Structured figure records:
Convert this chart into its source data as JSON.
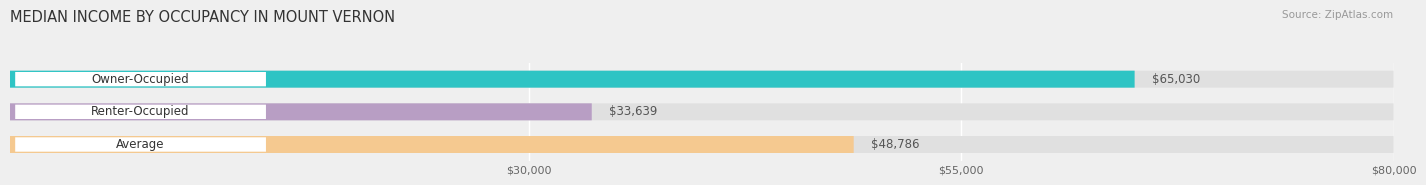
{
  "title": "MEDIAN INCOME BY OCCUPANCY IN MOUNT VERNON",
  "source": "Source: ZipAtlas.com",
  "categories": [
    "Owner-Occupied",
    "Renter-Occupied",
    "Average"
  ],
  "values": [
    65030,
    33639,
    48786
  ],
  "bar_colors": [
    "#2ec4c4",
    "#b89ec4",
    "#f5c990"
  ],
  "value_labels": [
    "$65,030",
    "$33,639",
    "$48,786"
  ],
  "xlim": [
    0,
    80000
  ],
  "xticks": [
    30000,
    55000,
    80000
  ],
  "xtick_labels": [
    "$30,000",
    "$55,000",
    "$80,000"
  ],
  "background_color": "#efefef",
  "bar_bg_color": "#e0e0e0",
  "title_fontsize": 10.5,
  "label_fontsize": 8.5,
  "tick_fontsize": 8,
  "source_fontsize": 7.5
}
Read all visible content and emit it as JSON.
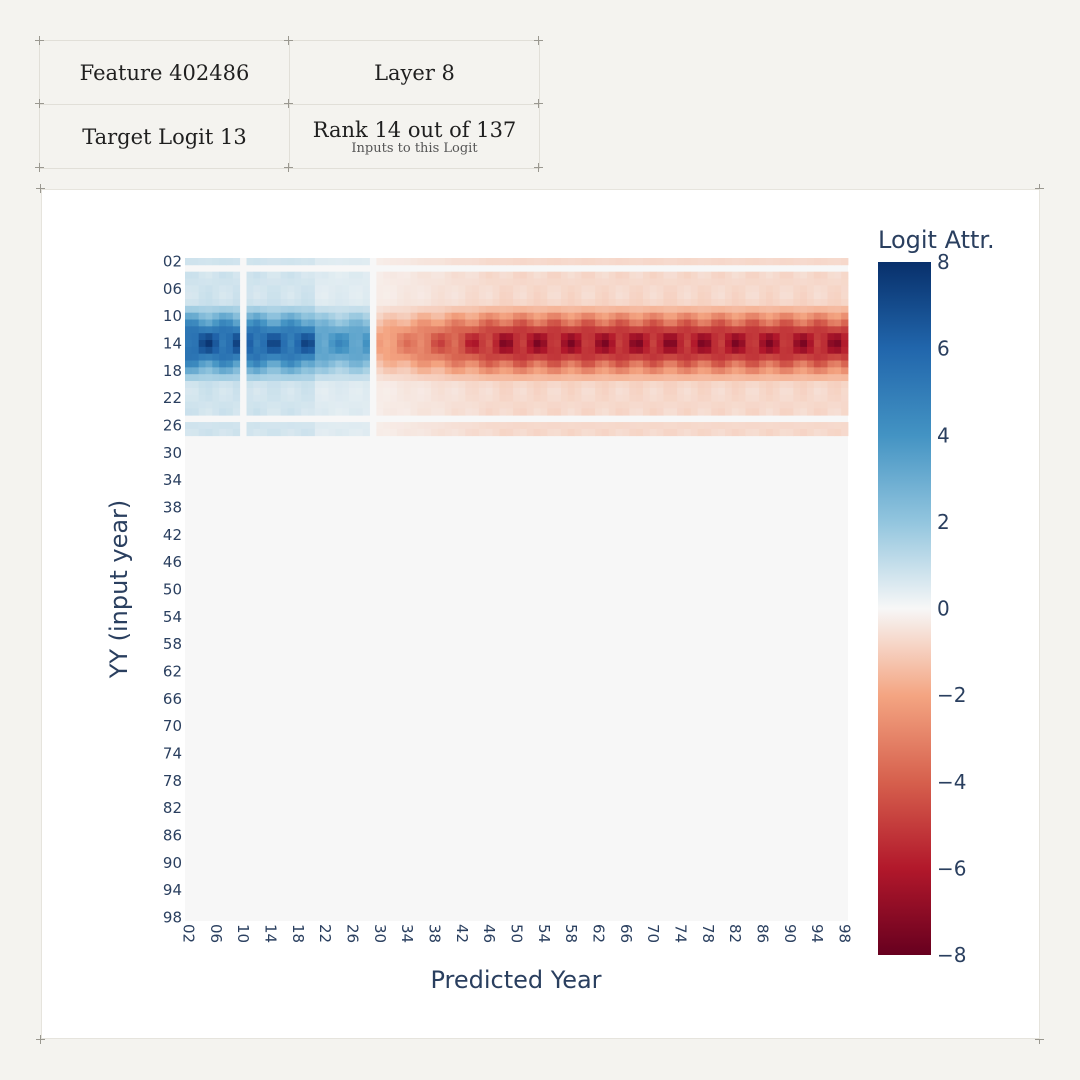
{
  "info": {
    "feature": "Feature 402486",
    "layer": "Layer 8",
    "target": "Target Logit 13",
    "rank": "Rank 14 out of 137",
    "rank_sub": "Inputs to this Logit"
  },
  "chart_data": {
    "type": "heatmap",
    "title": "",
    "xlabel": "Predicted Year",
    "ylabel": "YY (input year)",
    "colorbar_title": "Logit Attr.",
    "colorscale": "RdBu",
    "zlim": [
      -8,
      8
    ],
    "colorbar_ticks": [
      "8",
      "6",
      "4",
      "2",
      "0",
      "−2",
      "−4",
      "−6",
      "−8"
    ],
    "colorbar_tick_values": [
      8,
      6,
      4,
      2,
      0,
      -2,
      -4,
      -6,
      -8
    ],
    "x_range": [
      2,
      98
    ],
    "y_range": [
      2,
      98
    ],
    "x_tick_labels": [
      "02",
      "06",
      "10",
      "14",
      "18",
      "22",
      "26",
      "30",
      "34",
      "38",
      "42",
      "46",
      "50",
      "54",
      "58",
      "62",
      "66",
      "70",
      "74",
      "78",
      "82",
      "86",
      "90",
      "94",
      "98"
    ],
    "y_tick_labels": [
      "02",
      "06",
      "10",
      "14",
      "18",
      "22",
      "26",
      "30",
      "34",
      "38",
      "42",
      "46",
      "50",
      "54",
      "58",
      "62",
      "66",
      "70",
      "74",
      "78",
      "82",
      "86",
      "90",
      "94",
      "98"
    ],
    "nonzero_input_years": [
      2,
      27
    ],
    "blank_rows": [
      3,
      25
    ],
    "blank_cols": [
      10,
      29
    ],
    "positive_predicted_years": [
      2,
      28
    ],
    "negative_predicted_years": [
      30,
      98
    ],
    "peak_input_year": 14,
    "peak_positive_value": 7.8,
    "peak_negative_value": -7.5,
    "colors": {
      "positive_dark": "#08306b",
      "neutral": "#f7f7f7",
      "negative_dark": "#67001f",
      "axis_text": "#2a3f5f"
    }
  }
}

THE REQUEST:
Every record above must be given again exactly; drop the pictures.

OUTPUT OF THE EXERCISE:
Convert this chart into its source data as JSON.
{
  "title": "MEDIAN INCOME BY OCCUPANCY IN MOUNT VERNON",
  "source": "Source: ZipAtlas.com",
  "categories": [
    "Owner-Occupied",
    "Renter-Occupied",
    "Average"
  ],
  "values": [
    65030,
    33639,
    48786
  ],
  "bar_colors": [
    "#2ec4c4",
    "#b89ec4",
    "#f5c990"
  ],
  "value_labels": [
    "$65,030",
    "$33,639",
    "$48,786"
  ],
  "xlim": [
    0,
    80000
  ],
  "xticks": [
    30000,
    55000,
    80000
  ],
  "xtick_labels": [
    "$30,000",
    "$55,000",
    "$80,000"
  ],
  "background_color": "#efefef",
  "bar_bg_color": "#e0e0e0",
  "title_fontsize": 10.5,
  "label_fontsize": 8.5,
  "tick_fontsize": 8,
  "source_fontsize": 7.5
}
Read all visible content and emit it as JSON.
{
  "info": {
    "feature": "Feature 402486",
    "layer": "Layer 8",
    "target": "Target Logit 13",
    "rank": "Rank 14 out of 137",
    "rank_sub": "Inputs to this Logit"
  },
  "chart_data": {
    "type": "heatmap",
    "title": "",
    "xlabel": "Predicted Year",
    "ylabel": "YY (input year)",
    "colorbar_title": "Logit Attr.",
    "colorscale": "RdBu",
    "zlim": [
      -8,
      8
    ],
    "colorbar_ticks": [
      "8",
      "6",
      "4",
      "2",
      "0",
      "−2",
      "−4",
      "−6",
      "−8"
    ],
    "colorbar_tick_values": [
      8,
      6,
      4,
      2,
      0,
      -2,
      -4,
      -6,
      -8
    ],
    "x_range": [
      2,
      98
    ],
    "y_range": [
      2,
      98
    ],
    "x_tick_labels": [
      "02",
      "06",
      "10",
      "14",
      "18",
      "22",
      "26",
      "30",
      "34",
      "38",
      "42",
      "46",
      "50",
      "54",
      "58",
      "62",
      "66",
      "70",
      "74",
      "78",
      "82",
      "86",
      "90",
      "94",
      "98"
    ],
    "y_tick_labels": [
      "02",
      "06",
      "10",
      "14",
      "18",
      "22",
      "26",
      "30",
      "34",
      "38",
      "42",
      "46",
      "50",
      "54",
      "58",
      "62",
      "66",
      "70",
      "74",
      "78",
      "82",
      "86",
      "90",
      "94",
      "98"
    ],
    "nonzero_input_years": [
      2,
      27
    ],
    "blank_rows": [
      3,
      25
    ],
    "blank_cols": [
      10,
      29
    ],
    "positive_predicted_years": [
      2,
      28
    ],
    "negative_predicted_years": [
      30,
      98
    ],
    "peak_input_year": 14,
    "peak_positive_value": 7.8,
    "peak_negative_value": -7.5,
    "colors": {
      "positive_dark": "#08306b",
      "neutral": "#f7f7f7",
      "negative_dark": "#67001f",
      "axis_text": "#2a3f5f"
    }
  }
}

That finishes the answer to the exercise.